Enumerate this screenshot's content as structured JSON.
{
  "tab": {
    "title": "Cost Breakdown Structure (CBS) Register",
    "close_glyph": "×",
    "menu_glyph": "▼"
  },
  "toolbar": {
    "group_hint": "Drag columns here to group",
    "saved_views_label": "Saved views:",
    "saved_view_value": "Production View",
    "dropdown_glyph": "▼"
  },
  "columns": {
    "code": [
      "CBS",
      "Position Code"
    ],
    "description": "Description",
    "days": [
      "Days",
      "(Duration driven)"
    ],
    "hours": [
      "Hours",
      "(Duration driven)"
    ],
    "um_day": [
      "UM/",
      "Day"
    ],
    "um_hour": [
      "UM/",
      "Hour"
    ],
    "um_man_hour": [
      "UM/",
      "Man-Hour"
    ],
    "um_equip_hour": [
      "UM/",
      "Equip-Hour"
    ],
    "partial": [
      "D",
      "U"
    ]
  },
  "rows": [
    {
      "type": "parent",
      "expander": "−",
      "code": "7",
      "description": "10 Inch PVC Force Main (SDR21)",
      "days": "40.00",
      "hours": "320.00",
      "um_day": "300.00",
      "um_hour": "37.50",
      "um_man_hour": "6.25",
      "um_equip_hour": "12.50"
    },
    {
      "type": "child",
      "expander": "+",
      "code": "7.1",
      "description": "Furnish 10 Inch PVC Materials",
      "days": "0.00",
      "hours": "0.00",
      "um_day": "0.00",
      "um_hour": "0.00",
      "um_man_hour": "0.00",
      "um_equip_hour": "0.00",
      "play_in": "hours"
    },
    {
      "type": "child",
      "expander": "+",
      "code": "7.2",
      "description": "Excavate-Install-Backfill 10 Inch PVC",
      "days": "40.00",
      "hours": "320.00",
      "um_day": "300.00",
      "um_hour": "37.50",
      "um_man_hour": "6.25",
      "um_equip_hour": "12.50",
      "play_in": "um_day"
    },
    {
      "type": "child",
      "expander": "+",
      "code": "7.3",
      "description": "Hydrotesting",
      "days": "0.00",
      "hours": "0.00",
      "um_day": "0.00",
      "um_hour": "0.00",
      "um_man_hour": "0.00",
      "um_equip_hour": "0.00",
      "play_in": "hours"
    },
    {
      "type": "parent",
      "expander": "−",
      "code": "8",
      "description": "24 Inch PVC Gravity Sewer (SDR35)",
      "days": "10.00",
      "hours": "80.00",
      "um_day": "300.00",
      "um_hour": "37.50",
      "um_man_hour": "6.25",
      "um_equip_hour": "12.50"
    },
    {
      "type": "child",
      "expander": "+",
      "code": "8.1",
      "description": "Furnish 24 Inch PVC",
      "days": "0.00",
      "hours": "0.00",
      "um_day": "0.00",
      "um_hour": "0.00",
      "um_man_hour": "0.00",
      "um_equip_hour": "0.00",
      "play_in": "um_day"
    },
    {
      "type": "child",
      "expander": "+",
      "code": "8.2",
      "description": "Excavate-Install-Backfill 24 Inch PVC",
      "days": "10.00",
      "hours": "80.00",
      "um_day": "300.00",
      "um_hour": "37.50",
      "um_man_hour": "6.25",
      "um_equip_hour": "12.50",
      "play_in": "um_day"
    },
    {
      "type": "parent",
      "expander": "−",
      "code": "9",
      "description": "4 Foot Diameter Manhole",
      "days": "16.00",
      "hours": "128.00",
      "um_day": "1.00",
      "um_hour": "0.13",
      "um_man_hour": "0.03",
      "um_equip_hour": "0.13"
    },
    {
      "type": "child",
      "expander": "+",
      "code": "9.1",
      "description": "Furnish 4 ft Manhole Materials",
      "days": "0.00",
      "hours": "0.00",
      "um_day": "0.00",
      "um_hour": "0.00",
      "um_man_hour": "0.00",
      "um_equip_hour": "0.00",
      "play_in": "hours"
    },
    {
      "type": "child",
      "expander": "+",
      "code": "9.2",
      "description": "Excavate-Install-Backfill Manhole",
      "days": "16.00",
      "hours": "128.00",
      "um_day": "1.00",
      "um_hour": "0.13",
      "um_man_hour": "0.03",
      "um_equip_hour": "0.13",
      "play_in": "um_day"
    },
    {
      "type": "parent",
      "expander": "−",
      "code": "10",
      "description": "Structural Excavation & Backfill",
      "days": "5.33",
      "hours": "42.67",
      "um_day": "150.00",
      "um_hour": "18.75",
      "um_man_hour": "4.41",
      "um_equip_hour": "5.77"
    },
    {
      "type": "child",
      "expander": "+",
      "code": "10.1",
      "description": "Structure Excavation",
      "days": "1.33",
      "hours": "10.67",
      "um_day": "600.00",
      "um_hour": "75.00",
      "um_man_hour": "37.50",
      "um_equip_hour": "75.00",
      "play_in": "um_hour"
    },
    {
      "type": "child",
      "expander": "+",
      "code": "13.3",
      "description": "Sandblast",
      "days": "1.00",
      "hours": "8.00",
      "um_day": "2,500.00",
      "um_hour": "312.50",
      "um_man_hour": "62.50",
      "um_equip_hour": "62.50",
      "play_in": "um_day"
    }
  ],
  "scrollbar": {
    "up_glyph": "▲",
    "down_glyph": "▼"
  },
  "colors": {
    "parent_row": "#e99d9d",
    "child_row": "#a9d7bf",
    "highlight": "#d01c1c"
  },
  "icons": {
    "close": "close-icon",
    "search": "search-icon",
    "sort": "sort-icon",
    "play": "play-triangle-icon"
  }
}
━━━━━━
§ What is being asked
Set every line of the listing down word for word.

§ Response below
Enumerate this screenshot's content as structured JSON.
{
  "tab": {
    "title": "Cost Breakdown Structure (CBS) Register",
    "close_glyph": "×",
    "menu_glyph": "▼"
  },
  "toolbar": {
    "group_hint": "Drag columns here to group",
    "saved_views_label": "Saved views:",
    "saved_view_value": "Production View",
    "dropdown_glyph": "▼"
  },
  "columns": {
    "code": [
      "CBS",
      "Position Code"
    ],
    "description": "Description",
    "days": [
      "Days",
      "(Duration driven)"
    ],
    "hours": [
      "Hours",
      "(Duration driven)"
    ],
    "um_day": [
      "UM/",
      "Day"
    ],
    "um_hour": [
      "UM/",
      "Hour"
    ],
    "um_man_hour": [
      "UM/",
      "Man-Hour"
    ],
    "um_equip_hour": [
      "UM/",
      "Equip-Hour"
    ],
    "partial": [
      "D",
      "U"
    ]
  },
  "rows": [
    {
      "type": "parent",
      "expander": "−",
      "code": "7",
      "description": "10 Inch PVC Force Main (SDR21)",
      "days": "40.00",
      "hours": "320.00",
      "um_day": "300.00",
      "um_hour": "37.50",
      "um_man_hour": "6.25",
      "um_equip_hour": "12.50"
    },
    {
      "type": "child",
      "expander": "+",
      "code": "7.1",
      "description": "Furnish 10 Inch PVC Materials",
      "days": "0.00",
      "hours": "0.00",
      "um_day": "0.00",
      "um_hour": "0.00",
      "um_man_hour": "0.00",
      "um_equip_hour": "0.00",
      "play_in": "hours"
    },
    {
      "type": "child",
      "expander": "+",
      "code": "7.2",
      "description": "Excavate-Install-Backfill 10 Inch PVC",
      "days": "40.00",
      "hours": "320.00",
      "um_day": "300.00",
      "um_hour": "37.50",
      "um_man_hour": "6.25",
      "um_equip_hour": "12.50",
      "play_in": "um_day"
    },
    {
      "type": "child",
      "expander": "+",
      "code": "7.3",
      "description": "Hydrotesting",
      "days": "0.00",
      "hours": "0.00",
      "um_day": "0.00",
      "um_hour": "0.00",
      "um_man_hour": "0.00",
      "um_equip_hour": "0.00",
      "play_in": "hours"
    },
    {
      "type": "parent",
      "expander": "−",
      "code": "8",
      "description": "24 Inch PVC Gravity Sewer (SDR35)",
      "days": "10.00",
      "hours": "80.00",
      "um_day": "300.00",
      "um_hour": "37.50",
      "um_man_hour": "6.25",
      "um_equip_hour": "12.50"
    },
    {
      "type": "child",
      "expander": "+",
      "code": "8.1",
      "description": "Furnish 24 Inch PVC",
      "days": "0.00",
      "hours": "0.00",
      "um_day": "0.00",
      "um_hour": "0.00",
      "um_man_hour": "0.00",
      "um_equip_hour": "0.00",
      "play_in": "um_day"
    },
    {
      "type": "child",
      "expander": "+",
      "code": "8.2",
      "description": "Excavate-Install-Backfill 24 Inch PVC",
      "days": "10.00",
      "hours": "80.00",
      "um_day": "300.00",
      "um_hour": "37.50",
      "um_man_hour": "6.25",
      "um_equip_hour": "12.50",
      "play_in": "um_day"
    },
    {
      "type": "parent",
      "expander": "−",
      "code": "9",
      "description": "4 Foot Diameter Manhole",
      "days": "16.00",
      "hours": "128.00",
      "um_day": "1.00",
      "um_hour": "0.13",
      "um_man_hour": "0.03",
      "um_equip_hour": "0.13"
    },
    {
      "type": "child",
      "expander": "+",
      "code": "9.1",
      "description": "Furnish 4 ft Manhole Materials",
      "days": "0.00",
      "hours": "0.00",
      "um_day": "0.00",
      "um_hour": "0.00",
      "um_man_hour": "0.00",
      "um_equip_hour": "0.00",
      "play_in": "hours"
    },
    {
      "type": "child",
      "expander": "+",
      "code": "9.2",
      "description": "Excavate-Install-Backfill Manhole",
      "days": "16.00",
      "hours": "128.00",
      "um_day": "1.00",
      "um_hour": "0.13",
      "um_man_hour": "0.03",
      "um_equip_hour": "0.13",
      "play_in": "um_day"
    },
    {
      "type": "parent",
      "expander": "−",
      "code": "10",
      "description": "Structural Excavation & Backfill",
      "days": "5.33",
      "hours": "42.67",
      "um_day": "150.00",
      "um_hour": "18.75",
      "um_man_hour": "4.41",
      "um_equip_hour": "5.77"
    },
    {
      "type": "child",
      "expander": "+",
      "code": "10.1",
      "description": "Structure Excavation",
      "days": "1.33",
      "hours": "10.67",
      "um_day": "600.00",
      "um_hour": "75.00",
      "um_man_hour": "37.50",
      "um_equip_hour": "75.00",
      "play_in": "um_hour"
    },
    {
      "type": "child",
      "expander": "+",
      "code": "13.3",
      "description": "Sandblast",
      "days": "1.00",
      "hours": "8.00",
      "um_day": "2,500.00",
      "um_hour": "312.50",
      "um_man_hour": "62.50",
      "um_equip_hour": "62.50",
      "play_in": "um_day"
    }
  ],
  "scrollbar": {
    "up_glyph": "▲",
    "down_glyph": "▼"
  },
  "colors": {
    "parent_row": "#e99d9d",
    "child_row": "#a9d7bf",
    "highlight": "#d01c1c"
  },
  "icons": {
    "close": "close-icon",
    "search": "search-icon",
    "sort": "sort-icon",
    "play": "play-triangle-icon"
  }
}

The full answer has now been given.